Exercise text:
--------------------------------
Abstract: TH-PO075
Risks and Outcomes of Postoperative Dialysis-Requiring AKI in Patients Who Underwent Coronary Artery Bypass Grafting Surgery: A Large Retrospective Study
Session Information
- AKI: Epidemiology, Risk Factors, Prevention - I
November 07, 2019 | Location: Exhibit Hall, Walter E. Washington Convention Center
Abstract Time: 10:00 AM - 12:00 PM
Category: Acute Kidney Injury
- 101 AKI: Epidemiology, Risk Factors, and Prevention
Authors
- Chiu, Ijen, Shuang-Ho Hospital, Taipei Medical University, New Taipei City, Taiwan
- Hsiao, Li-Li, Brigham and Women's Hospital , Harvard Medical University, Boston, Massachusetts, United States
- Hsu, Yung-Ho, Shuang-Ho Hospital, Taipei Medical University, New Taipei City, Taiwan
Background
In-hospital acute kidney injury (AKI) has been linked to higher mortality and kidney disease progression. We aim to evaluate the associated factors and long-term outcome from patients underwent coronary artery bypass grafting (CABG) surgery, who developed dialysis-requiring AKI.
--------------------------------
Data extracts:

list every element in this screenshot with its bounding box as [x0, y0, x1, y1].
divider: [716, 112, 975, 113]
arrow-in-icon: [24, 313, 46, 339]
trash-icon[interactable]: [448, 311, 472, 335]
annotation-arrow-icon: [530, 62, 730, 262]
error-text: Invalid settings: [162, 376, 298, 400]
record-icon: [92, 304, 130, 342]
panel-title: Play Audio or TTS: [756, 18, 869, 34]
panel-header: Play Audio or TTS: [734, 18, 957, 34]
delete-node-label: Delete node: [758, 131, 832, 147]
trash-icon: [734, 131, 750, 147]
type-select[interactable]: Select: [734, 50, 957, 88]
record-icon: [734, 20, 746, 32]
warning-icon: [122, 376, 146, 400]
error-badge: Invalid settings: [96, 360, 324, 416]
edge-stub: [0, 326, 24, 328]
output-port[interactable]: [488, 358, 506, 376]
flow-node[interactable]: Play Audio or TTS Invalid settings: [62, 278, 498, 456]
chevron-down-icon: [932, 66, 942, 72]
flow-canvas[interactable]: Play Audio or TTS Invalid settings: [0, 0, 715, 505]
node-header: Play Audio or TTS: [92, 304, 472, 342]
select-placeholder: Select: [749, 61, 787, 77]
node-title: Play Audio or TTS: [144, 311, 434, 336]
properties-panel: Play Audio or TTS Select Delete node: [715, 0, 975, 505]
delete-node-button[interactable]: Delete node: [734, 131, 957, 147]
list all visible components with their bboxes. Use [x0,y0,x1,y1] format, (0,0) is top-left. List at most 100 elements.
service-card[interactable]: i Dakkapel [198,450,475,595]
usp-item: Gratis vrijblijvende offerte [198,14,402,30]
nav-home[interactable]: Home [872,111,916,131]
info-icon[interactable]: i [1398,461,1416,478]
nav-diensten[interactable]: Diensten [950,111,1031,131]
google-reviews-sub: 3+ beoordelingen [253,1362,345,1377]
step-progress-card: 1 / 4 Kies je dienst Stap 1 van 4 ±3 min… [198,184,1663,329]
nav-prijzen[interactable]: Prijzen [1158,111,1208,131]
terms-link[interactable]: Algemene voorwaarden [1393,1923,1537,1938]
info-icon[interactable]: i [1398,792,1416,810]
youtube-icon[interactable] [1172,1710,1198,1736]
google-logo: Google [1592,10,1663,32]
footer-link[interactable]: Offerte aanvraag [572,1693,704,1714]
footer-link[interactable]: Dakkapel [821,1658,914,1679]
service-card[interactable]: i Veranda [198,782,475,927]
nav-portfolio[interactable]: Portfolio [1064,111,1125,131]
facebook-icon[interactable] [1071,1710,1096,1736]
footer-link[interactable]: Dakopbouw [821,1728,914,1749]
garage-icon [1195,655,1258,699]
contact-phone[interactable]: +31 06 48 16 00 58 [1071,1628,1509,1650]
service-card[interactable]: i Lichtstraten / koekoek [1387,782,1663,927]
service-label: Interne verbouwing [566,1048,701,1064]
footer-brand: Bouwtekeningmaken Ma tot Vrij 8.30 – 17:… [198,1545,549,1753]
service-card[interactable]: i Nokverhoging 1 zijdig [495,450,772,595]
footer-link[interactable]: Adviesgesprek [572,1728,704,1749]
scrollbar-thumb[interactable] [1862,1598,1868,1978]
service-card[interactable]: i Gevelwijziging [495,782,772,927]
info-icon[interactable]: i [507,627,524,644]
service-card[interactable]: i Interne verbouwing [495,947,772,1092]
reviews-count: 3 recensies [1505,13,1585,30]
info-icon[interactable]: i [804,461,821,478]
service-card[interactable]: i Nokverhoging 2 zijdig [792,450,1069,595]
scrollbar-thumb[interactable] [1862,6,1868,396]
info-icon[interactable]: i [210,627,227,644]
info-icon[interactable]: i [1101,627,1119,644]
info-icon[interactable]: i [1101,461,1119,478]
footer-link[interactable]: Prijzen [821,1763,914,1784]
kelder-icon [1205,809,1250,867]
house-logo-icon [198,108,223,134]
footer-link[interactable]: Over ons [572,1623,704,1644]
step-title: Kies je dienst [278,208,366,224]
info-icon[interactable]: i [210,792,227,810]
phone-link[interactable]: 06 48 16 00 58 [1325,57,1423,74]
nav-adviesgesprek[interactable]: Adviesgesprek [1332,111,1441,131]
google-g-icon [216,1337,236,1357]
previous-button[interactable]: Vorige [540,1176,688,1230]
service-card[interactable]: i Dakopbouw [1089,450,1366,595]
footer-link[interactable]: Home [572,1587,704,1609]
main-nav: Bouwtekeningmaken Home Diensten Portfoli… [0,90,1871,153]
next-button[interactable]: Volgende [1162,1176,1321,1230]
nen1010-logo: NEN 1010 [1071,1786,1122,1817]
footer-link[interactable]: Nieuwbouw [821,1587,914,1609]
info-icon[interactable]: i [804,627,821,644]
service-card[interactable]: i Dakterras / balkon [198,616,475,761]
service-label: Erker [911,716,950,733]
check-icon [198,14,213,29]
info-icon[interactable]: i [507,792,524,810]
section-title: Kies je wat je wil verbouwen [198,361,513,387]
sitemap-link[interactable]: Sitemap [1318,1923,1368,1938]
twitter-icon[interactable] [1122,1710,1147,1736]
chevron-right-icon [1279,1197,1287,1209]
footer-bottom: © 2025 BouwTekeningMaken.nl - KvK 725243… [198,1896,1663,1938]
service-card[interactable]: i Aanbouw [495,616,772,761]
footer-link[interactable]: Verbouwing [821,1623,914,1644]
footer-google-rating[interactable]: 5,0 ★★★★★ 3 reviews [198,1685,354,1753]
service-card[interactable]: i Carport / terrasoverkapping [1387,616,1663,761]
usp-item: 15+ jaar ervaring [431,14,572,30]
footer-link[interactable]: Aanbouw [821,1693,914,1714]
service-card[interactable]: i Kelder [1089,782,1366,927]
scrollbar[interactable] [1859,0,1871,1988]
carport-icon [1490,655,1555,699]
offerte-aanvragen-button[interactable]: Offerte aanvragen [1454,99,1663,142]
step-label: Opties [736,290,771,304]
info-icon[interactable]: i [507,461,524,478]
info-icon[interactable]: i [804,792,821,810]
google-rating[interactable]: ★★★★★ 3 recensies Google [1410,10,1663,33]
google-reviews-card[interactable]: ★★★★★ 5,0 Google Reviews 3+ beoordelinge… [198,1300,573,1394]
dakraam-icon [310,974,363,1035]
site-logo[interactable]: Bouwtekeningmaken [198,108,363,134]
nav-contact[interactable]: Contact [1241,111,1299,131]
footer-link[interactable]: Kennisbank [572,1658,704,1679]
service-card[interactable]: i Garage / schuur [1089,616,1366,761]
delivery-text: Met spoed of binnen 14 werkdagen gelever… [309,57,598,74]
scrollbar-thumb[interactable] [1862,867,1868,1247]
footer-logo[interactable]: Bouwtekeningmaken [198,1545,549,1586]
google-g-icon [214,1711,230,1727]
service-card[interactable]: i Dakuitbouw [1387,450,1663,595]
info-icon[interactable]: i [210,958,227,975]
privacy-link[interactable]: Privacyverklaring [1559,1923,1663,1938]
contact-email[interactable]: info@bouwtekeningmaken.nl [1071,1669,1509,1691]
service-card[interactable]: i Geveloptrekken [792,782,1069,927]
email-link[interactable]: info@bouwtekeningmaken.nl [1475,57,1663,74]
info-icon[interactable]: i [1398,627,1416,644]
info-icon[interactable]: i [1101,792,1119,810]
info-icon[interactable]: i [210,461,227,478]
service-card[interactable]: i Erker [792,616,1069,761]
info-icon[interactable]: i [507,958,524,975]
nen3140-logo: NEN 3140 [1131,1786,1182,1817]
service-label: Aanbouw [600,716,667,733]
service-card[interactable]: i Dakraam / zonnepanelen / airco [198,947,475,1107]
--------------------------------
Your task: Can you carry on the abstract on dialysis-requiring AKI after coronary artery bypass grafting, starting after its final sentence? The items have no connection to the abstract on dialysis-requiring AKI.

Task result:
Methods
Data were collected by the National Health Insurance Research Database of Taiwan from 2002 to 2012. Individuals 18 and older, who underwent scheduled isolated CABG were identified (n=33790). Patients who were ESRD or received renal replacement therapy (RRT) within one year before surgery were excluded. AKI requiring dialysis was identified by the dialysis procedure code. The long-term mortality and ESRD were examined using multivariate Cox regression.
Results
The incidence of dialysis-requiring AKI after CABG is 7.6% (2,575). Patients with age 65 and older, history of Type 2 diabetes (T2DM), hypertension (HTN) and use of Angiotensin receptor blocker (ARB), erythropoietin (EPO) as well as on-pump CABG were the risk factors. And older age (>=65 y.o), T2DM and in-hospital RRT were associated with increased long-term mortality (HR 2.62, 1.49 & 4.47, p<0.0001). RRT also had a significantly increased risk of progression to ESRD (HR 17.16, p<0.0001). Neither on-pump nor off-pump CABG affects long-term mortality (HR 0.95, p=0.051), but on-pump CABG patients had a higher risk of developing ESRD (HR 1.19, p=0.001). While preoperative statin use linked to lower long-term mortality (HR 0.82), it caused a higher risk of ESRD progression (HR 1.23m)(p<0.0001). A similar observation was also seen in ARB use (HR 1.23, p< 0.0001). Furthermore, EPO use significantly increased the risk of progression to ESRD (HR 7.10, p<0.0001) despite no worsening effect on long-term mortality (HR 0.77, p=0.13)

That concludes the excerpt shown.